_Questions on the material_
1. From the quantum computation course program, extract the passage between "3. Density matrices." and "from within Boğaziçi)", inclusive.
2. Which advance does the quantum computation course program call the most notable one in the field?
3. Carry on the quantum computation course program from its final line.

_Source document_
################
Course Program:
The field of quantum computation is based on the usage of the non-classical features of quantum systems to obtain efficient solutions for difficult computational problems. There have been some significant advances in this regard, Shor's polynomial time factorization algorithm (with its important implications for cryptography) being the most notable one. This course is aimed at computer scientists and engineers who need not have had a deep education about quantum physics. We will be focusing on the "software" of quantum computation, and any prerequisite material (mostly, a warmup of linear algebra) will be covered as we go along.
Topics:
1. Probabilistic finite automata, zero error and bounded error.
2. Quantum machines: Definition, well-formedness. A succinctness example (see proof about the size of the minimal DFA for that promise problem in http://www.lu.lv/fileadmin/user_upload/lu_portal/projekti/datorzinatnes_...)
3. Density matrices. Tracing a quantum program.
4. Quantum communication complexity. Real-time quantum automata with zero error cannot be smaller than DFA’s (Sections 4-6 of "On quantum and probabilistic communication: Las Vegas and one-way protocols", by Hartmut Klauck, reachable from within Boğaziçi)
5. Even quantum real-time automata recognize only the regular languages with bounded error. (http://arxiv.org/abs/0911.3266)
6. Succinctness of bounded-error real-time probabilistic and quantum finite automata (http://arxiv.org/abs/quant-ph/9802062)
################
_Record excerpts_
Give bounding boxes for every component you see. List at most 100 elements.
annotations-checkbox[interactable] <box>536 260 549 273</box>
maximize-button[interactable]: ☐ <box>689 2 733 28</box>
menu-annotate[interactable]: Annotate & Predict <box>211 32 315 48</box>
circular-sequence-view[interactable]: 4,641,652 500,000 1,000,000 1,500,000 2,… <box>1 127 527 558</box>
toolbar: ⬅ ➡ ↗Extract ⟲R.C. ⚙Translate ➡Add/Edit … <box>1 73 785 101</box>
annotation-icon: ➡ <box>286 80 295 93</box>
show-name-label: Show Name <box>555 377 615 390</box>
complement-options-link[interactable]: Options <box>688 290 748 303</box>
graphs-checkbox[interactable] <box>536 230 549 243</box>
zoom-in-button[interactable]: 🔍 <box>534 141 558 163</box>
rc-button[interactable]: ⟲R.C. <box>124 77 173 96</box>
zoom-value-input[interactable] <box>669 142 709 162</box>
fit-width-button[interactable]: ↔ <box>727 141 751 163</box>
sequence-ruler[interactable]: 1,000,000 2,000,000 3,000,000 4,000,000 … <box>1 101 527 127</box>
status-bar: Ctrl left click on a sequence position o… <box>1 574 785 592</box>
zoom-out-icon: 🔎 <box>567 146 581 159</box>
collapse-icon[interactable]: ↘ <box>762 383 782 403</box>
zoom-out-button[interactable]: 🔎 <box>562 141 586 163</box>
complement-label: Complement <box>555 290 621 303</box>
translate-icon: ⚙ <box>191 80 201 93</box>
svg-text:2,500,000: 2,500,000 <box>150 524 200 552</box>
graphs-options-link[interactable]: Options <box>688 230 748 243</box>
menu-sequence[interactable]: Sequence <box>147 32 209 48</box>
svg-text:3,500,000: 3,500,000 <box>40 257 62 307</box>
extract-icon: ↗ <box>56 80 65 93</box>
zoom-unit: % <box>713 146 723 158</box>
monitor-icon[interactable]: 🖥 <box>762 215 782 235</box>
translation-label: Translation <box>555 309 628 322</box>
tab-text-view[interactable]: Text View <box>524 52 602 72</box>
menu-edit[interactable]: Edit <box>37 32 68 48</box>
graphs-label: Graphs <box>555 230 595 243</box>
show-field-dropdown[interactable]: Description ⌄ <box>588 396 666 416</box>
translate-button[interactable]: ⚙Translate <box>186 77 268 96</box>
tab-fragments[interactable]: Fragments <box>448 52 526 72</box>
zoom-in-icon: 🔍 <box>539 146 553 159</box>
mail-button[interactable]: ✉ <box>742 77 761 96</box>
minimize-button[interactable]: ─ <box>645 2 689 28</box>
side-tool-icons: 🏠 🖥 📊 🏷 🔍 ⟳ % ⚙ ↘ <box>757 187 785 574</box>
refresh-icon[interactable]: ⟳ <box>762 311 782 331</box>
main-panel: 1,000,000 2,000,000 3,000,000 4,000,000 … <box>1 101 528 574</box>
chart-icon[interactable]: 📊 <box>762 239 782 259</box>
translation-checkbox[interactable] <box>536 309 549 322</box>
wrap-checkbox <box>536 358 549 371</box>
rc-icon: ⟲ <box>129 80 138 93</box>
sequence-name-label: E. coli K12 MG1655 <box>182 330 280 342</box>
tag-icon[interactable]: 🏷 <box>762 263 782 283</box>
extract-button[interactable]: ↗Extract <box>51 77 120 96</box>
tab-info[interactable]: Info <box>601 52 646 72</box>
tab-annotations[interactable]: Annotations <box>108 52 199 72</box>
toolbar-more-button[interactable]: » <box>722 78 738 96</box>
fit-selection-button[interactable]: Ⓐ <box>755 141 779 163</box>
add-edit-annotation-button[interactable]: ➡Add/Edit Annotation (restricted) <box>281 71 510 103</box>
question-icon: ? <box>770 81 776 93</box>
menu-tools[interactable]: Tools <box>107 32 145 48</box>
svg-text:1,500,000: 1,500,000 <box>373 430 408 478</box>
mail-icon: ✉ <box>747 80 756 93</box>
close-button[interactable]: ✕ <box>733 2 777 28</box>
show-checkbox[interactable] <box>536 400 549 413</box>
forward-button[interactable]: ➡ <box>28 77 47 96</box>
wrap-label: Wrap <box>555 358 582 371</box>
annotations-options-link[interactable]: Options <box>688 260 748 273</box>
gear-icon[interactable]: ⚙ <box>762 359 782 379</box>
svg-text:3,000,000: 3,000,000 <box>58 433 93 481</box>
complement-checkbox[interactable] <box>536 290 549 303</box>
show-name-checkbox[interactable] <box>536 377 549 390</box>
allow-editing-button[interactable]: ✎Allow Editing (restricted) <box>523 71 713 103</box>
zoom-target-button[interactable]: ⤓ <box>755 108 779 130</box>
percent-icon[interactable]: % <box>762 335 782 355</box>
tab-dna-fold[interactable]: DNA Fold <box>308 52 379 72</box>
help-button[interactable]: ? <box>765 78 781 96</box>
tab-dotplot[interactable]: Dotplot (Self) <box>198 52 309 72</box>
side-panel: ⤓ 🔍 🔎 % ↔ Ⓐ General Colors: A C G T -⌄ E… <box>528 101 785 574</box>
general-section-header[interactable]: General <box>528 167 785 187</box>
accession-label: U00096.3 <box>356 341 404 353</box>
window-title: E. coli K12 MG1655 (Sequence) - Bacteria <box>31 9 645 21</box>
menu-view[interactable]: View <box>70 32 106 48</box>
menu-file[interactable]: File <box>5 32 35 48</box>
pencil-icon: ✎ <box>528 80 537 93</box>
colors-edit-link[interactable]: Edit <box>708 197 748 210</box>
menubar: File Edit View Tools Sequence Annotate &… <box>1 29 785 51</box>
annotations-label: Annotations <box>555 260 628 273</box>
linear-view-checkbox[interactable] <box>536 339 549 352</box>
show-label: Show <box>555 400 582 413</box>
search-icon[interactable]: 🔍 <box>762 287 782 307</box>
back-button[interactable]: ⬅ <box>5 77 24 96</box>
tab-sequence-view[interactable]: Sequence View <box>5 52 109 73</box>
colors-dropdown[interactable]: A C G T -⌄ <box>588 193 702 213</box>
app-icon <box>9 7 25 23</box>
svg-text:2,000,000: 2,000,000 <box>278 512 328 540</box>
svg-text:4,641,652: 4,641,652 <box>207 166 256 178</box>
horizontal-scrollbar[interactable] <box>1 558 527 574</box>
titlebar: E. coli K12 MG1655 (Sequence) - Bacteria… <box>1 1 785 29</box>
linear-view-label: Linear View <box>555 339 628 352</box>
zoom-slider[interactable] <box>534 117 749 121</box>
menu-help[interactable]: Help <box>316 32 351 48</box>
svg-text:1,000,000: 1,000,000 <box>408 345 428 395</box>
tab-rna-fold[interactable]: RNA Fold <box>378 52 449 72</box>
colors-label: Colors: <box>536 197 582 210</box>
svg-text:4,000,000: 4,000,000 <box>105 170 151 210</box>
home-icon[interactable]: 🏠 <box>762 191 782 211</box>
################
_Task-by-task results_
1.
3. Density matrices. Tracing a quantum program.
4. Quantum communication complexity. Real-time quantum automata with zero error cannot be smaller than DFA’s (Sections 4-6 of "On quantum and probabilistic communication: Las Vegas and one-way protocols", by Hartmut Klauck, reachable from within Boğaziçi)

2. Shor's polynomial time factorization algorithm.

3.
7. Two-way DFA's. 2PFA’s can recognize some nonregular languages with bounded error (http://www.dmtcs.org/dmtcs-ojs/index.php/dmtcs/article/view/1457/3371, Section 6). But only in superpolynomial time. 2QFA’s (actually, 2PFA's with just one qubit) can recognize some nonregular languages with bounded error in polynomial time (the Ambainis-Watrous paper: https://cs.uwaterloo.ca/~watrous/Papers/QuantumClassicalStatesQFA.pdf). 1QFA's with quantum heads can do it in linear time. Real numbers are sufficient for quantum programs. The QFT.
9. A TM with a quantum tape (Figure 13 in https://cs.uwaterloo.ca/~watrous/Papers/QuantumComputationalComplexity.pdf). Tensor products. Grover’s algorithm.
10. Simon's algorithm
11. Reduction of factoring to order finding. Shor’s algorithm. (For a description of how the operations in Shor's algorithm can be implemented using a fixed set of quantum operations, see http://arxiv.org/pdf/quant-ph/0505030v2.pdf)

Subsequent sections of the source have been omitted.